* Data shown *
::::::::::
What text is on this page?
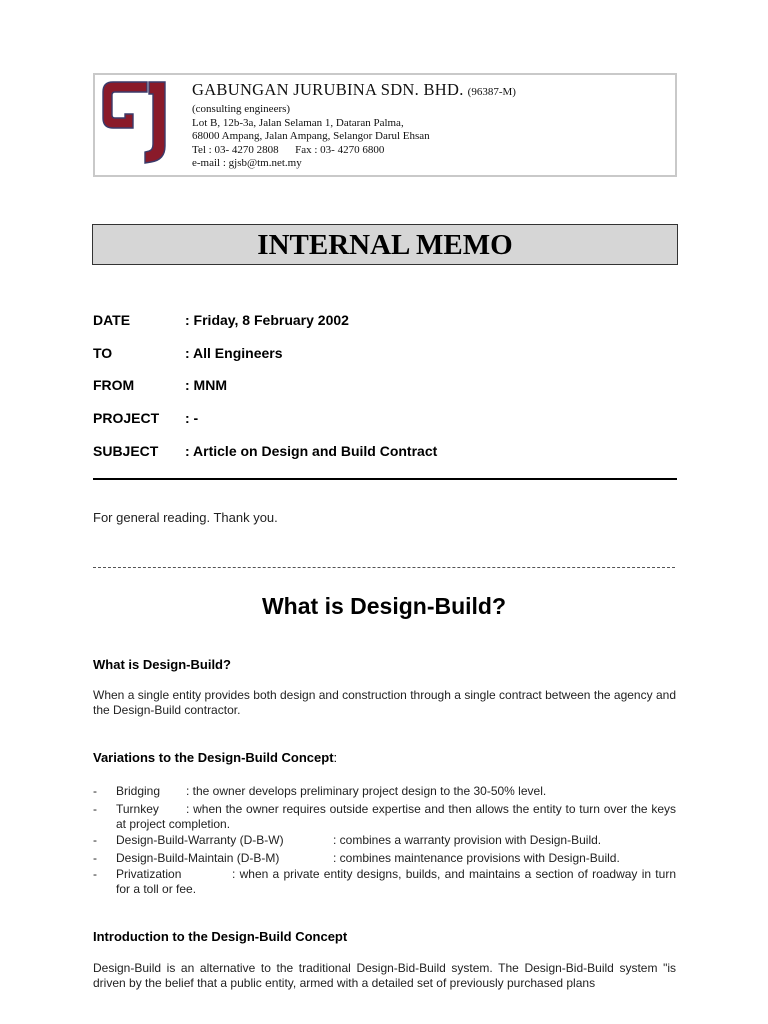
GABUNGAN JURUBINA SDN. BHD. (96387-M)
(consulting engineers)
Lot B, 12b-3a, Jalan Selaman 1, Dataran Palma,
68000 Ampang, Jalan Ampang, Selangor Darul Ehsan
Tel : 03- 4270 2808      Fax : 03- 4270 6800
e-mail : gjsb@tm.net.my
INTERNAL MEMO
DATE	: Friday, 8 February 2002
TO	: All Engineers
FROM	: MNM
PROJECT : -
SUBJECT : Article on Design and Build Contract
For general reading. Thank you.
What is Design-Build?
What is Design-Build?
When a single entity provides both design and construction through a single contract between the agency and the Design-Build contractor.
Variations to the Design-Build Concept:
- Bridging : the owner develops preliminary project design to the 30-50% level.
- Turnkey : when the owner requires outside expertise and then allows the entity to turn over the keys at project completion.
- Design-Build-Warranty (D-B-W)	: combines a warranty provision with Design-Build.
- Design-Build-Maintain (D-B-M)	: combines maintenance provisions with Design-Build.
- Privatization	: when a private entity designs, builds, and maintains a section of roadway in turn for a toll or fee.
Introduction to the Design-Build Concept
Design-Build is an alternative to the traditional Design-Bid-Build system. The Design-Bid-Build system "is driven by the belief that a public entity, armed with a detailed set of previously purchased plans
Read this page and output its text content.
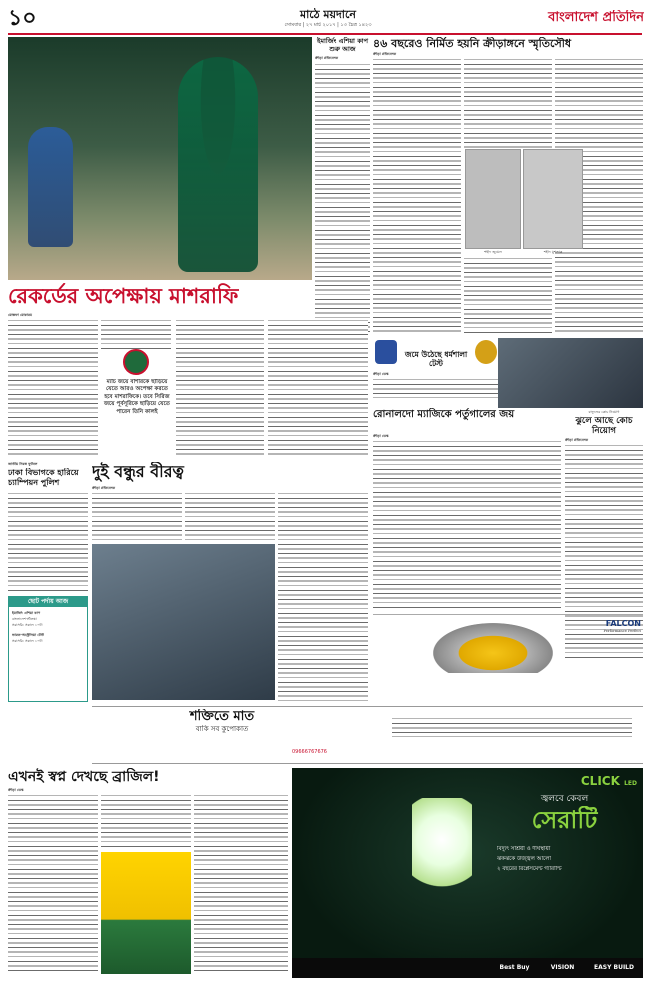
১০	মাঠে ময়দানে
সোমবার | ২৭ মার্চ ২০১৭ | ১৩ চৈত্র ১৪২৩	বাংলাদেশ প্রতিদিন
ইমার্জিং এশিয়া কাপ শুরু আজ
ক্রীড়া প্রতিবেদক
৪৬ বছরেও নির্মিত হয়নি ক্রীড়াঙ্গনে স্মৃতিসৌধ
ক্রীড়া প্রতিবেদক
শহীদ জুয়েল	শহীদ মুশতাক
রেকর্ডের অপেক্ষায় মাশরাফি
মোস্তফা মোকারম
ম্যাচ জয়ে বাশারকে ছাড়িয়ে যেতে আরও অপেক্ষা করতে হবে মাশরাফিকে। তবে সিরিজ জয়ে পূর্বসূরিকে ছাড়িয়ে যেতে পারেন তিনি কালই
জমে উঠেছে ধর্মশালা টেস্ট
ক্রীড়া ডেস্ক
রোনালদো ম্যাজিকে পর্তুগালের জয়
ক্রীড়া ডেস্ক
বাফুফের কোচ নিয়োগ
ঝুলে আছে কোচ নিয়োগ
ক্রীড়া প্রতিবেদক
জাতীয় নিরস্ত্র ফুটবল
ঢাকা বিভাগকে হারিয়ে চ্যাম্পিয়ন পুলিশ
ছোট পর্দায় আজ
ইমার্জিং এশিয়া কাপ
বাংলাদেশ-শ্রীলঙ্কা
সরাসরি: সকাল ১০টা
ভারত-অস্ট্রেলিয়া টেস্ট
সরাসরি: সকাল ১০টা
দুই বন্ধুর বীরত্ব
ক্রীড়া প্রতিবেদক
FALCON
Performance Perfect
শক্তিতে মাত
বাকি সব কুপোকাত
09666767676
এখনই স্বপ্ন দেখছে ব্রাজিল!
ক্রীড়া ডেস্ক
CLICK LED
জ্বলবে কেবল
সেরাটি
বিদ্যুৎ সাশ্রয়ী ও দীর্ঘস্থায়ী
ঝকঝকে উজ্জ্বল আলো
২ বছরের রিপ্লেসমেন্ট গ্যারান্টি
Best Buy	VISION	EASY BUILD
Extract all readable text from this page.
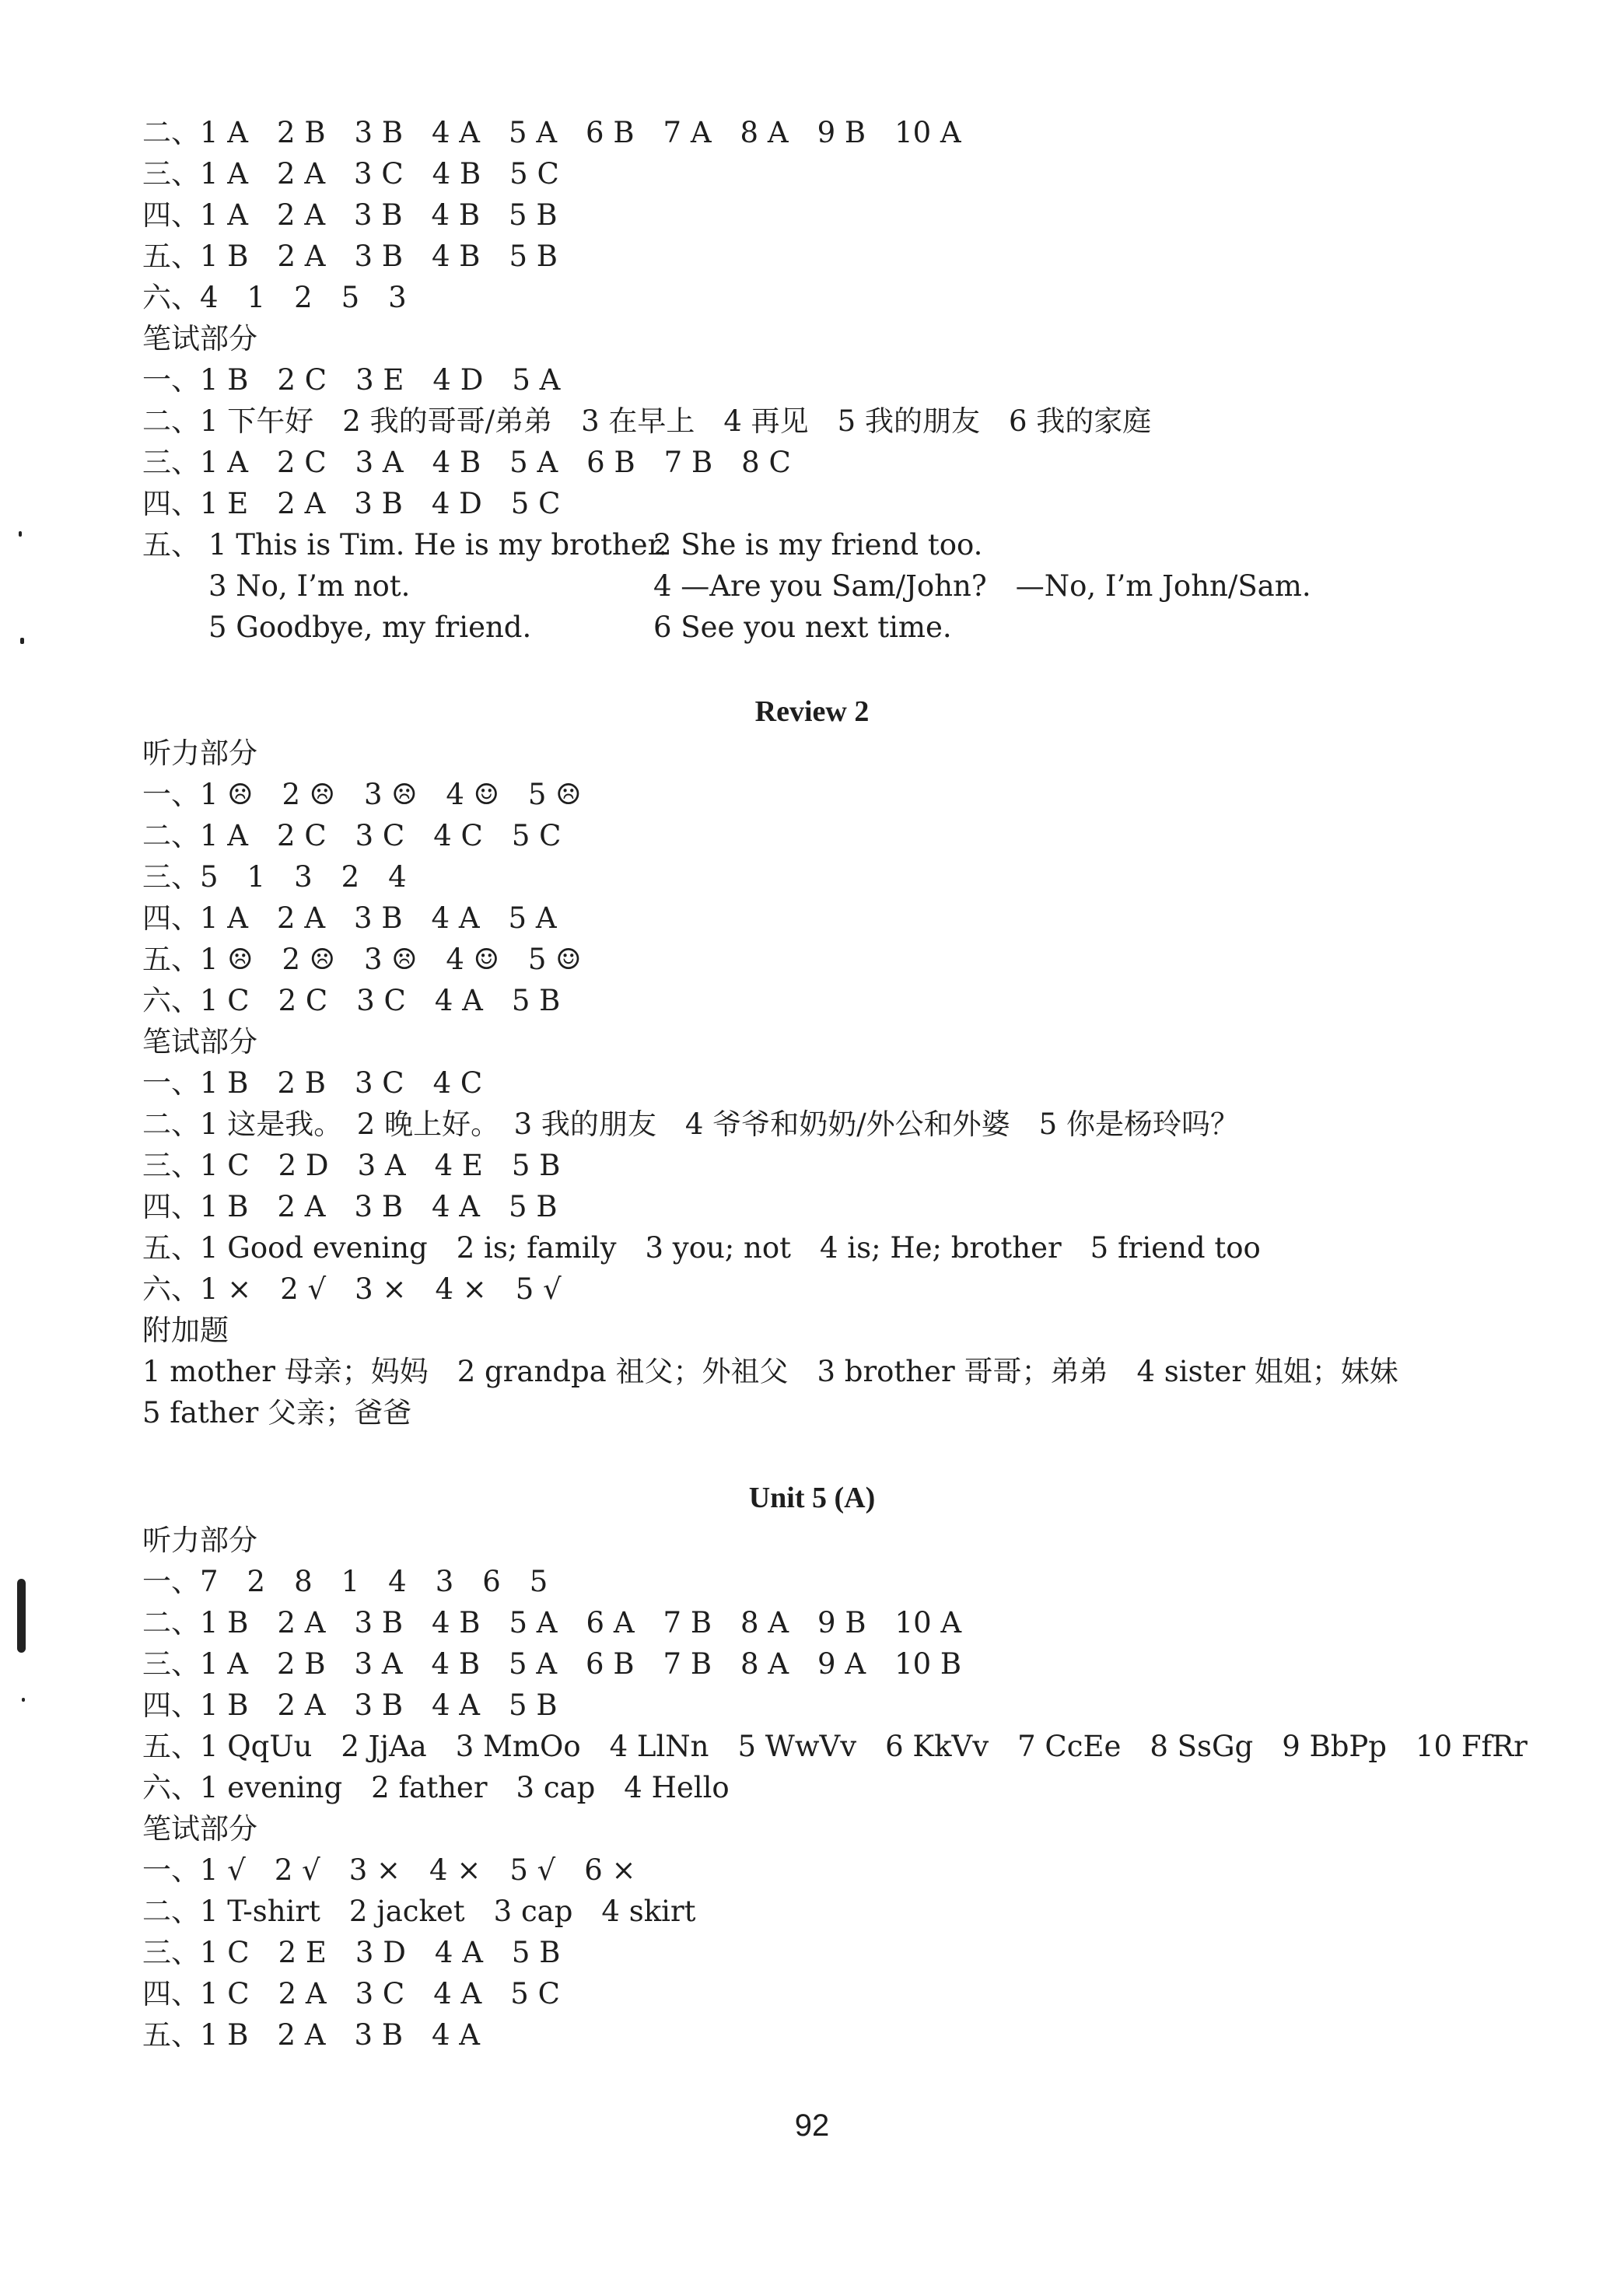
二、1 A　2 B　3 B　4 A　5 A　6 B　7 A　8 A　9 B　10 A
三、1 A　2 A　3 C　4 B　5 C
四、1 A　2 A　3 B　4 B　5 B
五、1 B　2 A　3 B　4 B　5 B
六、4　1　2　5　3
笔试部分
一、1 B　2 C　3 E　4 D　5 A
二、1 下午好　2 我的哥哥/弟弟　3 在早上　4 再见　5 我的朋友　6 我的家庭
三、1 A　2 C　3 A　4 B　5 A　6 B　7 B　8 C
四、1 E　2 A　3 B　4 D　5 C
五、 1 This is Tim. He is my brother.
2 She is my friend too.
3 No, I’m not.	4 —Are you Sam/John?　—No, I’m John/Sam.
5 Goodbye, my friend.	6 See you next time.
Review 2
听力部分
一、1 ☹　2 ☹　3 ☹　4 ☺　5 ☹
二、1 A　2 C　3 C　4 C　5 C
三、5　1　3　2　4
四、1 A　2 A　3 B　4 A　5 A
五、1 ☹　2 ☹　3 ☹　4 ☺　5 ☺
六、1 C　2 C　3 C　4 A　5 B
笔试部分
一、1 B　2 B　3 C　4 C
二、1 这是我。　2 晚上好。　3 我的朋友　4 爷爷和奶奶/外公和外婆　5 你是杨玲吗？
三、1 C　2 D　3 A　4 E　5 B
四、1 B　2 A　3 B　4 A　5 B
五、1 Good evening　2 is; family　3 you; not　4 is; He; brother　5 friend too
六、1 ×　2 √　3 ×　4 ×　5 √
附加题
1 mother 母亲；妈妈　2 grandpa 祖父；外祖父　3 brother 哥哥；弟弟　4 sister 姐姐；妹妹
5 father 父亲；爸爸
Unit 5 (A)
听力部分
一、7　2　8　1　4　3　6　5
二、1 B　2 A　3 B　4 B　5 A　6 A　7 B　8 A　9 B　10 A
三、1 A　2 B　3 A　4 B　5 A　6 B　7 B　8 A　9 A　10 B
四、1 B　2 A　3 B　4 A　5 B
五、1 QqUu　2 JjAa　3 MmOo　4 LlNn　5 WwVv　6 KkVv　7 CcEe　8 SsGg　9 BbPp　10 FfRr
六、1 evening　2 father　3 cap　4 Hello
笔试部分
一、1 √　2 √　3 ×　4 ×　5 √　6 ×
二、1 T-shirt　2 jacket　3 cap　4 skirt
三、1 C　2 E　3 D　4 A　5 B
四、1 C　2 A　3 C　4 A　5 C
五、1 B　2 A　3 B　4 A
92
::::::::::
* Instructions to follow *
Check each line of the entries above, and show every one holding the word "text".

* Full output *
What text is on this page?
Read this page and output its text content.
Extract all readable text from this page.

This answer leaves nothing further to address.